### Data shown ###

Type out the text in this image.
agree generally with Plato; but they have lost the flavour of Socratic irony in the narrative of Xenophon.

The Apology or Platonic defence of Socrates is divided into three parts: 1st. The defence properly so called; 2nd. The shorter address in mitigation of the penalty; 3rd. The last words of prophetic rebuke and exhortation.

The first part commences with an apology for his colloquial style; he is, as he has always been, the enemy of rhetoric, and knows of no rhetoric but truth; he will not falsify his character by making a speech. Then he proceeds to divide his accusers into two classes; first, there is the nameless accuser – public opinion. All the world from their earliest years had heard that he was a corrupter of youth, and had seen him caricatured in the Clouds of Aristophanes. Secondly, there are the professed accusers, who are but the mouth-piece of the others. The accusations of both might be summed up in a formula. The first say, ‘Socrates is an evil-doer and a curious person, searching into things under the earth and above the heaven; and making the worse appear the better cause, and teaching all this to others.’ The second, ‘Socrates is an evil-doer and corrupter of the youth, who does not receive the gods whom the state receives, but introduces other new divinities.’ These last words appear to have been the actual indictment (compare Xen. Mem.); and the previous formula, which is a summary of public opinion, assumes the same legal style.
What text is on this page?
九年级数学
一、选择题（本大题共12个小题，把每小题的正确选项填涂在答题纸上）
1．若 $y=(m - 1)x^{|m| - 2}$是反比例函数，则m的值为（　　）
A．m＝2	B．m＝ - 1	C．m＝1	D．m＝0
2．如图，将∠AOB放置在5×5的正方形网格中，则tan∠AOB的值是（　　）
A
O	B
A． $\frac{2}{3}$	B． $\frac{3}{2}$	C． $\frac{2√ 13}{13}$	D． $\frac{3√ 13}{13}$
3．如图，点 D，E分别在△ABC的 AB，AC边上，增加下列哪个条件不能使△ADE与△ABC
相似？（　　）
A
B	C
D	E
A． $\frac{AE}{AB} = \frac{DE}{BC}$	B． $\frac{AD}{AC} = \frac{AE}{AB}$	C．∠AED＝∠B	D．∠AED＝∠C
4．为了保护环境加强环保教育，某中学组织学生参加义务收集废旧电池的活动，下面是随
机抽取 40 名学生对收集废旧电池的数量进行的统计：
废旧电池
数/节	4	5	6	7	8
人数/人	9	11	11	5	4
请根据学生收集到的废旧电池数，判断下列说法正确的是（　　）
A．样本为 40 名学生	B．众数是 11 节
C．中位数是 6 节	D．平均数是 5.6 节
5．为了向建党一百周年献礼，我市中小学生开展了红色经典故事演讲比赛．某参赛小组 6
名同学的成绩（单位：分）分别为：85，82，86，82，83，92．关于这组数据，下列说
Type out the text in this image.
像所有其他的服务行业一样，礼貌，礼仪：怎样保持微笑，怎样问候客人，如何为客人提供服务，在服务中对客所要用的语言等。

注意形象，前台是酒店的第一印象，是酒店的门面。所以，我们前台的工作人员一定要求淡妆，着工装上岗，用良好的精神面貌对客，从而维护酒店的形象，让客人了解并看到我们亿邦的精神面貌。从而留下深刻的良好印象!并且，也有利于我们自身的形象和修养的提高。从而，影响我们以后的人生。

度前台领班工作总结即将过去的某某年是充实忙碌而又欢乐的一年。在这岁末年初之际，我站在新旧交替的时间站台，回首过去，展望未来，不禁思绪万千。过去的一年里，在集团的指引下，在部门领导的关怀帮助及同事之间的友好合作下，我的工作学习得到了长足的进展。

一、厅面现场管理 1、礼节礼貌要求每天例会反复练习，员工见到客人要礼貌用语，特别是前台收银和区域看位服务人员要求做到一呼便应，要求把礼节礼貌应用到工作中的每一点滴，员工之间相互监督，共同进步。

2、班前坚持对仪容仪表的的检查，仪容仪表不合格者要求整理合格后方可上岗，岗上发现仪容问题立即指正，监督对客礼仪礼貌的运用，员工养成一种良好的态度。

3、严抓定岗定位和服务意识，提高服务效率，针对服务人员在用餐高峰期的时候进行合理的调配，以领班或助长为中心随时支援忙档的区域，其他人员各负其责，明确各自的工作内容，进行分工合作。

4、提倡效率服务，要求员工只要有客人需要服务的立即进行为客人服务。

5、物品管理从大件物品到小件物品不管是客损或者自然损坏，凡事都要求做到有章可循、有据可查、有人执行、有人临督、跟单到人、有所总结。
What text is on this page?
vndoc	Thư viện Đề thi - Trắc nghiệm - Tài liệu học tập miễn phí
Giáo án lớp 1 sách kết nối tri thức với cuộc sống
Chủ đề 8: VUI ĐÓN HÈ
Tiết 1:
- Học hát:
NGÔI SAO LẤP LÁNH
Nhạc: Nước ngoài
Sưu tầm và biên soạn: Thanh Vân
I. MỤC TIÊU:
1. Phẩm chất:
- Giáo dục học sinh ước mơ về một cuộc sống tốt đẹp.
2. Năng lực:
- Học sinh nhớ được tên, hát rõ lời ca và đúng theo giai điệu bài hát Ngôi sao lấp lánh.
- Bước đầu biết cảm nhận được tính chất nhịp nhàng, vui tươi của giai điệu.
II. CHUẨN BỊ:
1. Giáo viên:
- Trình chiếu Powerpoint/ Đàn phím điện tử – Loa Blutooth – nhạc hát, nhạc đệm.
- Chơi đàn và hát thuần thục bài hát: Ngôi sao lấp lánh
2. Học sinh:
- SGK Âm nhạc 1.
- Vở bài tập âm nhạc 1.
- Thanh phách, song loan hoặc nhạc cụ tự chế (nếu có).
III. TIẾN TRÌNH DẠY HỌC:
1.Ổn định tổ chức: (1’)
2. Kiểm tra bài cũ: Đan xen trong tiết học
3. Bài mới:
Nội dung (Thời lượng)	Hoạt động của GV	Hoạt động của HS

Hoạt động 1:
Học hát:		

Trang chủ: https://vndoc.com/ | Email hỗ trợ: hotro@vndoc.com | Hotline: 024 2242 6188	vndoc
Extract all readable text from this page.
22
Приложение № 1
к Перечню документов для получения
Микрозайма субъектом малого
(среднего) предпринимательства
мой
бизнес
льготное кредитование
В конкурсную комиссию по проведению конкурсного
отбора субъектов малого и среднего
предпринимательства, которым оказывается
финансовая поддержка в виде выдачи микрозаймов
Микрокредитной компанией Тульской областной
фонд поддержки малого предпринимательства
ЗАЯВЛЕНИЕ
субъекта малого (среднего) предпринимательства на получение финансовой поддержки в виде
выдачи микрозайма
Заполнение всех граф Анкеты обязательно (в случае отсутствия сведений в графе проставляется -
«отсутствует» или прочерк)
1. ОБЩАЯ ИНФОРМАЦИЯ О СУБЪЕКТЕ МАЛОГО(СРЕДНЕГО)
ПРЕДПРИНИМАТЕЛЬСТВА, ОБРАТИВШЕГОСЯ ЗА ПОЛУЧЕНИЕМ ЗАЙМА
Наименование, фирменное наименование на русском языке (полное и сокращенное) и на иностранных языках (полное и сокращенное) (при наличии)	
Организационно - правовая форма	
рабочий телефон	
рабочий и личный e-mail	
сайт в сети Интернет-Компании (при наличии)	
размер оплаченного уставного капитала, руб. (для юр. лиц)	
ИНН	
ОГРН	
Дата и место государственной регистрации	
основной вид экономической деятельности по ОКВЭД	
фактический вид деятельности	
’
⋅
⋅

###

Written request.
Extract all lines from the material above that include the word "виде".

Task answer.
финансовая поддержка в виде выдачи микрозаймов
субъекта малого (среднего) предпринимательства на получение финансовой поддержки в виде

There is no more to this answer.